# TASK TO CARRY OUT
Copy the material below, substituting "Danes" for every occurrence of "Swedes" and leaving everything else as it is.

# RECORDS PROVIDED
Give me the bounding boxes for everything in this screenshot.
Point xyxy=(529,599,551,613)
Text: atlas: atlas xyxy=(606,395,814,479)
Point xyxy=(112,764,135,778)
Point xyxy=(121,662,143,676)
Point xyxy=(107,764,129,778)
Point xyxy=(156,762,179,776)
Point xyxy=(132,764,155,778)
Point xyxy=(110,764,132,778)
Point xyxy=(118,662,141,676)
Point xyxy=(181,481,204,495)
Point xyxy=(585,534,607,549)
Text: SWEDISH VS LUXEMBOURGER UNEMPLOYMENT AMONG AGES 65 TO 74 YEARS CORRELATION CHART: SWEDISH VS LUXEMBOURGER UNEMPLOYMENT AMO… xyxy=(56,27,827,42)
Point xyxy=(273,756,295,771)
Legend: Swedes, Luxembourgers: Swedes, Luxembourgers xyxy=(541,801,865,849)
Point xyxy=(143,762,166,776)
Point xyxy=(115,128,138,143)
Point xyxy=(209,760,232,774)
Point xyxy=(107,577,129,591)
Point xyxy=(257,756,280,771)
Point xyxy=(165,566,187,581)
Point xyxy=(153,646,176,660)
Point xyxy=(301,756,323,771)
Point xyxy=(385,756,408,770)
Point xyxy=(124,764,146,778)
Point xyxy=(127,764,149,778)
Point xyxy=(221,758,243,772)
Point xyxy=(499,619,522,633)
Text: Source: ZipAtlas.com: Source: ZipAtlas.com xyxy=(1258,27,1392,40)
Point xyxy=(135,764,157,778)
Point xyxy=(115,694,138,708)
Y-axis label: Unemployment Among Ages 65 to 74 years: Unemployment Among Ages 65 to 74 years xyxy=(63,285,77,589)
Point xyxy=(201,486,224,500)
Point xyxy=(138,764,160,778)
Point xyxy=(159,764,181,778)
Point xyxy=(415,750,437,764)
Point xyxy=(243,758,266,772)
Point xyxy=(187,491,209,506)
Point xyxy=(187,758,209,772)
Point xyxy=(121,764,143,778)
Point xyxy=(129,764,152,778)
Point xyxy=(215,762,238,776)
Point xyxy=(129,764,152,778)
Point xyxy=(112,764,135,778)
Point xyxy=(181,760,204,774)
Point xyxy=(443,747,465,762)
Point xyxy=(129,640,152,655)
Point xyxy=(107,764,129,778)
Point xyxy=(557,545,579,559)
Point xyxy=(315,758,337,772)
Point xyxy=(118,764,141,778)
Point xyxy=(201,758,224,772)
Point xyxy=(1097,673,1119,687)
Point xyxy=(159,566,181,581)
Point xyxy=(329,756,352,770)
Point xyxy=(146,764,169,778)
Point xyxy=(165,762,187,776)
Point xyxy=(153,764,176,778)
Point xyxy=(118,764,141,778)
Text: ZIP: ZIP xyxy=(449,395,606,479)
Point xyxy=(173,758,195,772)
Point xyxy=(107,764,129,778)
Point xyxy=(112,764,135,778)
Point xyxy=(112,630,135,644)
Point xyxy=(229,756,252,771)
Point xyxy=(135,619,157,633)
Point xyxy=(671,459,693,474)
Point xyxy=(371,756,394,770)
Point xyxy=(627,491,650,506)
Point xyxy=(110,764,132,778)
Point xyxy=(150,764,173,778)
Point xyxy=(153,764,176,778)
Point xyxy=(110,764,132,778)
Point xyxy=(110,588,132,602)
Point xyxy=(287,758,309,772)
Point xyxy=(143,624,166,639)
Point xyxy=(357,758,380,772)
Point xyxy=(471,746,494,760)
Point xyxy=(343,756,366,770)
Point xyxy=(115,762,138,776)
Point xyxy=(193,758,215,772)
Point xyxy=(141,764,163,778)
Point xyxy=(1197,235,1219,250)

# PROBLEM SOLUTION
Give me the bounding boxes for everything in this screenshot.
Point xyxy=(529,599,551,613)
Text: atlas: atlas xyxy=(606,395,814,479)
Point xyxy=(112,764,135,778)
Point xyxy=(121,662,143,676)
Point xyxy=(107,764,129,778)
Point xyxy=(156,762,179,776)
Point xyxy=(132,764,155,778)
Point xyxy=(110,764,132,778)
Point xyxy=(118,662,141,676)
Point xyxy=(181,481,204,495)
Point xyxy=(585,534,607,549)
Text: SWEDISH VS LUXEMBOURGER UNEMPLOYMENT AMONG AGES 65 TO 74 YEARS CORRELATION CHART: SWEDISH VS LUXEMBOURGER UNEMPLOYMENT AMO… xyxy=(56,27,827,42)
Point xyxy=(273,756,295,771)
Legend: Danes, Luxembourgers: Danes, Luxembourgers xyxy=(541,801,865,849)
Point xyxy=(143,762,166,776)
Point xyxy=(115,128,138,143)
Point xyxy=(209,760,232,774)
Point xyxy=(107,577,129,591)
Point xyxy=(257,756,280,771)
Point xyxy=(165,566,187,581)
Point xyxy=(153,646,176,660)
Point xyxy=(301,756,323,771)
Point xyxy=(385,756,408,770)
Point xyxy=(124,764,146,778)
Point xyxy=(127,764,149,778)
Point xyxy=(221,758,243,772)
Point xyxy=(499,619,522,633)
Text: Source: ZipAtlas.com: Source: ZipAtlas.com xyxy=(1258,27,1392,40)
Point xyxy=(135,764,157,778)
Point xyxy=(115,694,138,708)
Y-axis label: Unemployment Among Ages 65 to 74 years: Unemployment Among Ages 65 to 74 years xyxy=(63,285,77,589)
Point xyxy=(201,486,224,500)
Point xyxy=(138,764,160,778)
Point xyxy=(159,764,181,778)
Point xyxy=(415,750,437,764)
Point xyxy=(243,758,266,772)
Point xyxy=(187,491,209,506)
Point xyxy=(187,758,209,772)
Point xyxy=(121,764,143,778)
Point xyxy=(129,764,152,778)
Point xyxy=(215,762,238,776)
Point xyxy=(129,764,152,778)
Point xyxy=(112,764,135,778)
Point xyxy=(181,760,204,774)
Point xyxy=(443,747,465,762)
Point xyxy=(129,640,152,655)
Point xyxy=(107,764,129,778)
Point xyxy=(557,545,579,559)
Point xyxy=(315,758,337,772)
Point xyxy=(118,764,141,778)
Point xyxy=(201,758,224,772)
Point xyxy=(1097,673,1119,687)
Point xyxy=(159,566,181,581)
Point xyxy=(329,756,352,770)
Point xyxy=(146,764,169,778)
Point xyxy=(165,762,187,776)
Point xyxy=(153,764,176,778)
Point xyxy=(118,764,141,778)
Text: ZIP: ZIP xyxy=(449,395,606,479)
Point xyxy=(173,758,195,772)
Point xyxy=(107,764,129,778)
Point xyxy=(112,764,135,778)
Point xyxy=(112,630,135,644)
Point xyxy=(229,756,252,771)
Point xyxy=(135,619,157,633)
Point xyxy=(671,459,693,474)
Point xyxy=(371,756,394,770)
Point xyxy=(627,491,650,506)
Point xyxy=(110,764,132,778)
Point xyxy=(150,764,173,778)
Point xyxy=(153,764,176,778)
Point xyxy=(110,764,132,778)
Point xyxy=(110,588,132,602)
Point xyxy=(287,758,309,772)
Point xyxy=(143,624,166,639)
Point xyxy=(357,758,380,772)
Point xyxy=(471,746,494,760)
Point xyxy=(343,756,366,770)
Point xyxy=(115,762,138,776)
Point xyxy=(193,758,215,772)
Point xyxy=(141,764,163,778)
Point xyxy=(1197,235,1219,250)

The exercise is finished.